* [Information provided]
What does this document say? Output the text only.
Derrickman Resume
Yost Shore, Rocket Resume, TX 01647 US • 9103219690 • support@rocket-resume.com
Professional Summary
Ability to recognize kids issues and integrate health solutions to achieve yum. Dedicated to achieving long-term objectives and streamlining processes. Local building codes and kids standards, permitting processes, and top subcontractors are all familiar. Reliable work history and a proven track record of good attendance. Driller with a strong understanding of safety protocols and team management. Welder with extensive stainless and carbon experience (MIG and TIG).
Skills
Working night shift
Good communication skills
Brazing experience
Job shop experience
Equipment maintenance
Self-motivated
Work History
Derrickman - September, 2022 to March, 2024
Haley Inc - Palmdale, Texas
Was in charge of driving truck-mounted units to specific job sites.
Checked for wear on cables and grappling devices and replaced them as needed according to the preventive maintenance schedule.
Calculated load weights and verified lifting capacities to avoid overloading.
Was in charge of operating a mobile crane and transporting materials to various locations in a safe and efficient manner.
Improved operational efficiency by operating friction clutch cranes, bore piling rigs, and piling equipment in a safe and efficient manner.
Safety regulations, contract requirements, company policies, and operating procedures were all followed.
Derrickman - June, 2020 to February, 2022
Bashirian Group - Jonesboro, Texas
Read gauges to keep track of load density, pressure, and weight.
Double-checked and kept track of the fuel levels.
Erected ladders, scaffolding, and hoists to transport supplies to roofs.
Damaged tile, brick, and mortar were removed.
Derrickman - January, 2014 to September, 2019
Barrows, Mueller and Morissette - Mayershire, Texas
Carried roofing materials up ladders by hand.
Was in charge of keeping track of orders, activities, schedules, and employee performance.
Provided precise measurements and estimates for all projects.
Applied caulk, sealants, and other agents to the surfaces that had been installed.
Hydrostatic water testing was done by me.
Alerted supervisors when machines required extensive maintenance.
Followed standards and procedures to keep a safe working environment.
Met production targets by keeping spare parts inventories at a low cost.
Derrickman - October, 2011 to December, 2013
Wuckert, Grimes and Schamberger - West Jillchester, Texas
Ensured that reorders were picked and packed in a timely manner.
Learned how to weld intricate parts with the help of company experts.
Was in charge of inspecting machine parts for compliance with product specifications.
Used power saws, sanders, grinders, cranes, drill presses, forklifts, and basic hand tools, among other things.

* [Requirement] Output the records above in their entirety, exactly.

* [Written answer]
What does this document say? Output the text only.
Derrickman Resume
Yost Shore, Rocket Resume, TX 01647 US • 9103219690 • support@rocket-resume.com
Professional Summary
Ability to recognize kids issues and integrate health solutions to achieve yum. Dedicated to achieving long-term objectives and streamlining processes. Local building codes and kids standards, permitting processes, and top subcontractors are all familiar. Reliable work history and a proven track record of good attendance. Driller with a strong understanding of safety protocols and team management. Welder with extensive stainless and carbon experience (MIG and TIG).
Skills
Working night shift
Good communication skills
Brazing experience
Job shop experience
Equipment maintenance
Self-motivated
Work History
Derrickman - September, 2022 to March, 2024
Haley Inc - Palmdale, Texas
Was in charge of driving truck-mounted units to specific job sites.
Checked for wear on cables and grappling devices and replaced them as needed according to the preventive maintenance schedule.
Calculated load weights and verified lifting capacities to avoid overloading.
Was in charge of operating a mobile crane and transporting materials to various locations in a safe and efficient manner.
Improved operational efficiency by operating friction clutch cranes, bore piling rigs, and piling equipment in a safe and efficient manner.
Safety regulations, contract requirements, company policies, and operating procedures were all followed.
Derrickman - June, 2020 to February, 2022
Bashirian Group - Jonesboro, Texas
Read gauges to keep track of load density, pressure, and weight.
Double-checked and kept track of the fuel levels.
Erected ladders, scaffolding, and hoists to transport supplies to roofs.
Damaged tile, brick, and mortar were removed.
Derrickman - January, 2014 to September, 2019
Barrows, Mueller and Morissette - Mayershire, Texas
Carried roofing materials up ladders by hand.
Was in charge of keeping track of orders, activities, schedules, and employee performance.
Provided precise measurements and estimates for all projects.
Applied caulk, sealants, and other agents to the surfaces that had been installed.
Hydrostatic water testing was done by me.
Alerted supervisors when machines required extensive maintenance.
Followed standards and procedures to keep a safe working environment.
Met production targets by keeping spare parts inventories at a low cost.
Derrickman - October, 2011 to December, 2013
Wuckert, Grimes and Schamberger - West Jillchester, Texas
Ensured that reorders were picked and packed in a timely manner.
Learned how to weld intricate parts with the help of company experts.
Was in charge of inspecting machine parts for compliance with product specifications.
Used power saws, sanders, grinders, cranes, drill presses, forklifts, and basic hand tools, among other things.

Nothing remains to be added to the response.